• Task
Leave the pictures behind and repeat all the entries exactly.

START Records provided

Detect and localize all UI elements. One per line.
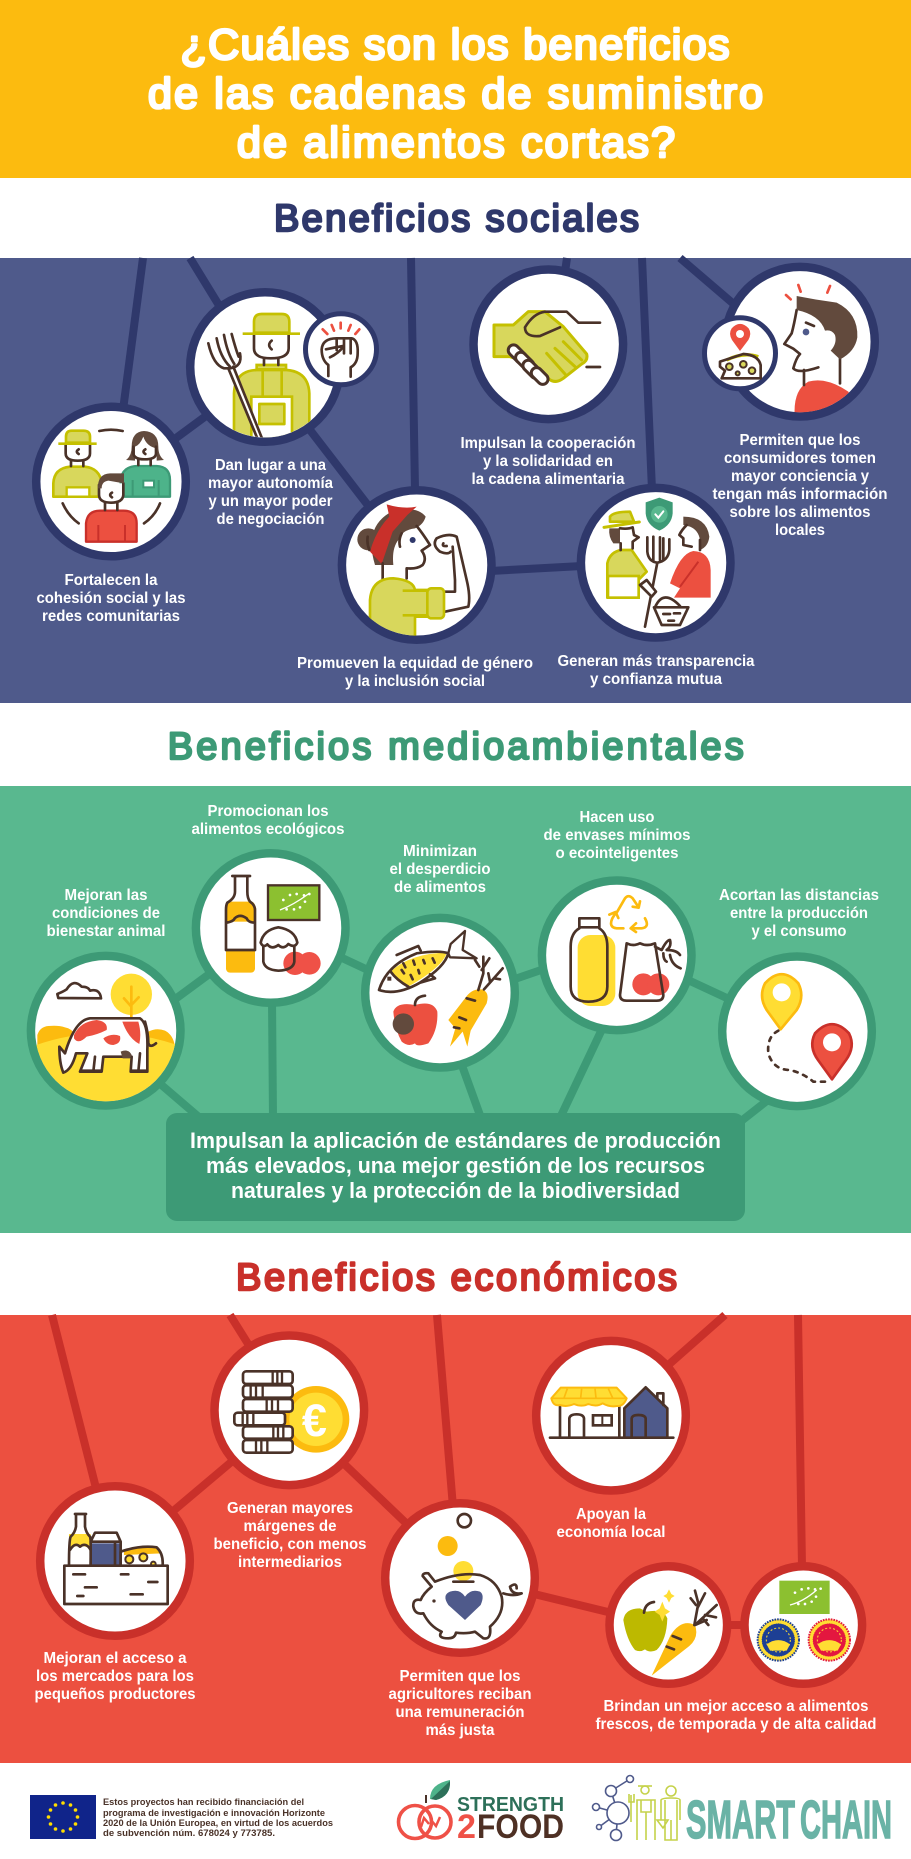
icon: organic food products — [196, 853, 346, 1003]
text: food waste: Minimizan — [403, 843, 477, 860]
icon: community group — [36, 407, 186, 556]
icon: raised fist badge — [306, 314, 376, 385]
text: food waste: de alimentos — [394, 879, 486, 896]
title — [148, 21, 763, 167]
text: animal welfare: bienestar animal — [46, 923, 166, 940]
title: de las cadenas de suministro — [148, 70, 763, 118]
text: profit margins: márgenes de — [244, 1518, 337, 1535]
text: profit margins: Generan mayores — [227, 1500, 353, 1517]
text: transparency: y confianza mutua — [590, 671, 722, 688]
text: organic food — [192, 803, 345, 838]
callout: standards: naturales y la protección de la biodiversidad — [231, 1178, 680, 1203]
panel: environmental benefits — [0, 786, 911, 1233]
text: fair pay: Permiten que los — [400, 1668, 521, 1685]
text: autonomy: y un mayor poder — [208, 493, 332, 510]
text: organic food: alimentos ecológicos — [192, 821, 345, 838]
callout: standards: más elevados, una mejor gestión de los recursos — [206, 1153, 705, 1178]
icon: EU flag — [30, 1795, 96, 1839]
icon: fish, apple and carrot — [365, 918, 515, 1068]
text: distances: entre la producción — [730, 905, 868, 922]
text: awareness: consumidores tomen — [724, 450, 876, 467]
text: market access: los mercados para los — [36, 1668, 194, 1685]
header band — [0, 0, 911, 178]
text: market access: Mejoran el acceso a — [44, 1650, 187, 1667]
text: cooperation: la cadena alimentaria — [472, 471, 625, 488]
text: awareness — [712, 432, 888, 539]
text: local economy: economía local — [556, 1524, 666, 1541]
text: funding note: programa de investigación e innovación Horizonte — [103, 1808, 325, 1819]
text: autonomy: Dan lugar a una — [215, 457, 326, 474]
icon: eco packaging — [542, 880, 692, 1030]
heading: social benefits: Beneficios sociales — [274, 198, 639, 240]
icon: farmer with pitchfork — [190, 292, 340, 442]
text: autonomy: mayor autonomía — [208, 475, 333, 492]
icon: farmer and customer with shield — [581, 488, 730, 638]
icon: quality labels — [744, 1566, 862, 1684]
text: transparency: Generan más transparencia — [558, 653, 755, 670]
text: cooperation: Impulsan la cooperación — [460, 435, 636, 452]
heading: environmental benefits: Beneficios medioambientales — [168, 726, 744, 768]
icon: informed consumer — [725, 267, 875, 420]
text: packaging: de envases mínimos — [544, 827, 691, 844]
text: awareness: locales — [775, 522, 825, 539]
text: cooperation — [460, 435, 636, 488]
text: funding note: 2020 de la Unión Europea, en virtud de los acuerdos — [103, 1818, 333, 1829]
title: ¿Cuáles son los beneficios — [180, 21, 730, 69]
logo: SmartChain: SMART — [686, 1790, 795, 1850]
text: gender equity — [297, 655, 533, 690]
panel: social benefits — [0, 258, 911, 703]
text: community cohesion: cohesión social y las — [36, 590, 186, 607]
text: gender equity: Promueven la equidad de género — [297, 655, 533, 672]
text: cooperation: y la solidaridad en — [483, 453, 613, 470]
text: autonomy — [208, 457, 333, 528]
text: distances: Acortan las distancias — [719, 887, 879, 904]
logo: Strength2Food — [398, 1780, 564, 1846]
icon: fresh pepper and carrot — [610, 1566, 727, 1684]
title: de alimentos cortas? — [237, 119, 675, 167]
text: local economy: Apoyan la — [576, 1506, 646, 1523]
text: fair pay — [388, 1668, 532, 1739]
text: autonomy: de negociación — [216, 511, 324, 528]
text: animal welfare: Mejoran las — [64, 887, 148, 904]
footer — [30, 1776, 892, 1850]
text: packaging — [544, 809, 691, 862]
icon: woman showing strength — [342, 490, 492, 640]
text: animal welfare — [46, 887, 166, 940]
connector lines: economic — [52, 1315, 802, 1625]
text: fresh food: frescos, de temporada y de alta calidad — [596, 1716, 876, 1733]
text: community cohesion: redes comunitarias — [42, 608, 180, 625]
text: fair pay: una remuneración — [396, 1704, 524, 1721]
icon: piggy bank — [385, 1503, 535, 1653]
logo: Strength2Food: 2 — [457, 1808, 476, 1846]
icon: map pins and route — [722, 957, 872, 1106]
text: community cohesion: Fortalecen la — [64, 572, 158, 589]
text: profit margins — [214, 1500, 367, 1571]
text: fair pay: más justa — [426, 1722, 495, 1739]
text: profit margins: intermediarios — [238, 1554, 342, 1571]
panel: economic benefits — [0, 1315, 911, 1763]
connector lines: environmental — [158, 957, 768, 1122]
icon: coins and euro: € — [302, 1395, 327, 1446]
logo: SmartChain — [592, 1776, 892, 1850]
text: market access — [34, 1650, 196, 1703]
text: fresh food: Brindan un mejor acceso a alimentos — [604, 1698, 869, 1715]
callout: standards — [166, 1113, 745, 1221]
logo: Strength2Food: FOOD — [477, 1808, 564, 1846]
icon: coins and euro — [214, 1336, 364, 1485]
text: awareness: tengan más información — [712, 486, 888, 503]
text: awareness: Permiten que los — [740, 432, 861, 449]
text: awareness: sobre los alimentos — [730, 504, 871, 521]
text: food waste: el desperdicio — [390, 861, 491, 878]
text: organic food: Promocionan los — [208, 803, 329, 820]
connector lines: social — [123, 258, 736, 571]
text: food waste — [390, 843, 491, 896]
text: funding note: de subvención núm. 678024 y 773785. — [103, 1828, 275, 1839]
icon: located cheese badge — [704, 318, 776, 389]
text: transparency — [558, 653, 755, 688]
text: funding note — [103, 1797, 333, 1839]
text: gender equity: y la inclusión social — [345, 673, 485, 690]
text: awareness: mayor conciencia y — [731, 468, 869, 485]
text: local economy — [556, 1506, 666, 1541]
text: funding note: Estos proyectos han recibido financiación del — [103, 1797, 304, 1808]
text: fresh food — [596, 1698, 876, 1733]
text: distances: y el consumo — [752, 923, 847, 940]
logo: Strength2Food: STRENGTH — [457, 1794, 564, 1816]
text: market access: pequeños productores — [34, 1686, 196, 1703]
text: packaging: o ecointeligentes — [556, 845, 679, 862]
icon: handshake — [474, 270, 623, 419]
callout: standards: Impulsan la aplicación de estándares de producción — [190, 1128, 721, 1153]
text: animal welfare: condiciones de — [52, 905, 160, 922]
icon: local shop and house — [536, 1341, 686, 1490]
text: fair pay: agricultores reciban — [388, 1686, 532, 1703]
text: packaging: Hacen uso — [580, 809, 655, 826]
text: distances — [719, 887, 879, 940]
icon: market crate — [40, 1486, 190, 1636]
heading: economic benefits: Beneficios económicos — [236, 1257, 677, 1299]
text: community cohesion — [36, 572, 186, 625]
text: profit margins: beneficio, con menos — [214, 1536, 367, 1553]
icon: grazing cow — [31, 956, 180, 1107]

END Records provided

• Response below
Detect and localize all UI elements. One per line.
icon: organic food products — [196, 853, 346, 1003]
text: food waste: Minimizan — [403, 843, 477, 860]
icon: community group — [36, 407, 186, 556]
icon: raised fist badge — [306, 314, 376, 385]
text: food waste: de alimentos — [394, 879, 486, 896]
title — [148, 21, 763, 167]
text: animal welfare: bienestar animal — [46, 923, 166, 940]
title: de las cadenas de suministro — [148, 70, 763, 118]
text: profit margins: márgenes de — [244, 1518, 337, 1535]
text: profit margins: Generan mayores — [227, 1500, 353, 1517]
text: transparency: y confianza mutua — [590, 671, 722, 688]
text: organic food — [192, 803, 345, 838]
callout: standards: naturales y la protección de la biodiversidad — [231, 1178, 680, 1203]
panel: environmental benefits — [0, 786, 911, 1233]
text: fair pay: Permiten que los — [400, 1668, 521, 1685]
text: autonomy: y un mayor poder — [208, 493, 332, 510]
text: organic food: alimentos ecológicos — [192, 821, 345, 838]
callout: standards: más elevados, una mejor gestión de los recursos — [206, 1153, 705, 1178]
icon: EU flag — [30, 1795, 96, 1839]
icon: fish, apple and carrot — [365, 918, 515, 1068]
text: distances: entre la producción — [730, 905, 868, 922]
text: awareness: consumidores tomen — [724, 450, 876, 467]
text: market access: los mercados para los — [36, 1668, 194, 1685]
header band — [0, 0, 911, 178]
text: market access: Mejoran el acceso a — [44, 1650, 187, 1667]
text: cooperation: la cadena alimentaria — [472, 471, 625, 488]
text: awareness — [712, 432, 888, 539]
text: local economy: economía local — [556, 1524, 666, 1541]
text: funding note: programa de investigación e innovación Horizonte — [103, 1808, 325, 1819]
text: autonomy: Dan lugar a una — [215, 457, 326, 474]
icon: eco packaging — [542, 880, 692, 1030]
heading: social benefits: Beneficios sociales — [274, 198, 639, 240]
icon: farmer with pitchfork — [190, 292, 340, 442]
text: autonomy: mayor autonomía — [208, 475, 333, 492]
icon: farmer and customer with shield — [581, 488, 730, 638]
icon: quality labels — [744, 1566, 862, 1684]
text: transparency: Generan más transparencia — [558, 653, 755, 670]
text: cooperation: Impulsan la cooperación — [460, 435, 636, 452]
heading: environmental benefits: Beneficios medioambientales — [168, 726, 744, 768]
icon: informed consumer — [725, 267, 875, 420]
text: packaging: de envases mínimos — [544, 827, 691, 844]
text: awareness: locales — [775, 522, 825, 539]
text: cooperation — [460, 435, 636, 488]
text: funding note: 2020 de la Unión Europea, en virtud de los acuerdos — [103, 1818, 333, 1829]
title: ¿Cuáles son los beneficios — [180, 21, 730, 69]
logo: SmartChain: SMART — [686, 1790, 795, 1850]
text: gender equity — [297, 655, 533, 690]
panel: social benefits — [0, 258, 911, 703]
text: community cohesion: cohesión social y las — [36, 590, 186, 607]
text: gender equity: Promueven la equidad de género — [297, 655, 533, 672]
text: cooperation: y la solidaridad en — [483, 453, 613, 470]
text: autonomy — [208, 457, 333, 528]
text: distances: Acortan las distancias — [719, 887, 879, 904]
logo: Strength2Food — [398, 1780, 564, 1846]
icon: fresh pepper and carrot — [610, 1566, 727, 1684]
title: de alimentos cortas? — [237, 119, 675, 167]
text: local economy: Apoyan la — [576, 1506, 646, 1523]
text: fair pay — [388, 1668, 532, 1739]
text: autonomy: de negociación — [216, 511, 324, 528]
text: animal welfare: Mejoran las — [64, 887, 148, 904]
footer — [30, 1776, 892, 1850]
text: packaging — [544, 809, 691, 862]
icon: woman showing strength — [342, 490, 492, 640]
text: animal welfare — [46, 887, 166, 940]
connector lines: economic — [52, 1315, 802, 1625]
text: fresh food: frescos, de temporada y de alta calidad — [596, 1716, 876, 1733]
text: community cohesion: redes comunitarias — [42, 608, 180, 625]
text: fair pay: una remuneración — [396, 1704, 524, 1721]
icon: piggy bank — [385, 1503, 535, 1653]
logo: Strength2Food: 2 — [457, 1808, 476, 1846]
icon: map pins and route — [722, 957, 872, 1106]
text: community cohesion: Fortalecen la — [64, 572, 158, 589]
text: profit margins — [214, 1500, 367, 1571]
text: fair pay: más justa — [426, 1722, 495, 1739]
text: profit margins: intermediarios — [238, 1554, 342, 1571]
panel: economic benefits — [0, 1315, 911, 1763]
connector lines: environmental — [158, 957, 768, 1122]
icon: coins and euro: € — [302, 1395, 327, 1446]
logo: SmartChain — [592, 1776, 892, 1850]
text: market access — [34, 1650, 196, 1703]
text: fresh food: Brindan un mejor acceso a alimentos — [604, 1698, 869, 1715]
callout: standards — [166, 1113, 745, 1221]
logo: Strength2Food: FOOD — [477, 1808, 564, 1846]
icon: coins and euro — [214, 1336, 364, 1485]
text: awareness: tengan más información — [712, 486, 888, 503]
text: awareness: Permiten que los — [740, 432, 861, 449]
text: awareness: sobre los alimentos — [730, 504, 871, 521]
text: food waste: el desperdicio — [390, 861, 491, 878]
text: organic food: Promocionan los — [208, 803, 329, 820]
connector lines: social — [123, 258, 736, 571]
text: food waste — [390, 843, 491, 896]
text: funding note: de subvención núm. 678024 y 773785. — [103, 1828, 275, 1839]
icon: located cheese badge — [704, 318, 776, 389]
text: transparency — [558, 653, 755, 688]
text: funding note — [103, 1797, 333, 1839]
text: gender equity: y la inclusión social — [345, 673, 485, 690]
text: awareness: mayor conciencia y — [731, 468, 869, 485]
text: local economy — [556, 1506, 666, 1541]
text: funding note: Estos proyectos han recibido financiación del — [103, 1797, 304, 1808]
text: fresh food — [596, 1698, 876, 1733]
text: distances: y el consumo — [752, 923, 847, 940]
logo: Strength2Food: STRENGTH — [457, 1794, 564, 1816]
text: market access: pequeños productores — [34, 1686, 196, 1703]
text: packaging: o ecointeligentes — [556, 845, 679, 862]
icon: handshake — [474, 270, 623, 419]
callout: standards: Impulsan la aplicación de estándares de producción — [190, 1128, 721, 1153]
text: animal welfare: condiciones de — [52, 905, 160, 922]
icon: local shop and house — [536, 1341, 686, 1490]
text: fair pay: agricultores reciban — [388, 1686, 532, 1703]
text: packaging: Hacen uso — [580, 809, 655, 826]
text: distances — [719, 887, 879, 940]
icon: market crate — [40, 1486, 190, 1636]
heading: economic benefits: Beneficios económicos — [236, 1257, 677, 1299]
text: community cohesion — [36, 572, 186, 625]
text: profit margins: beneficio, con menos — [214, 1536, 367, 1553]
icon: grazing cow — [31, 956, 180, 1107]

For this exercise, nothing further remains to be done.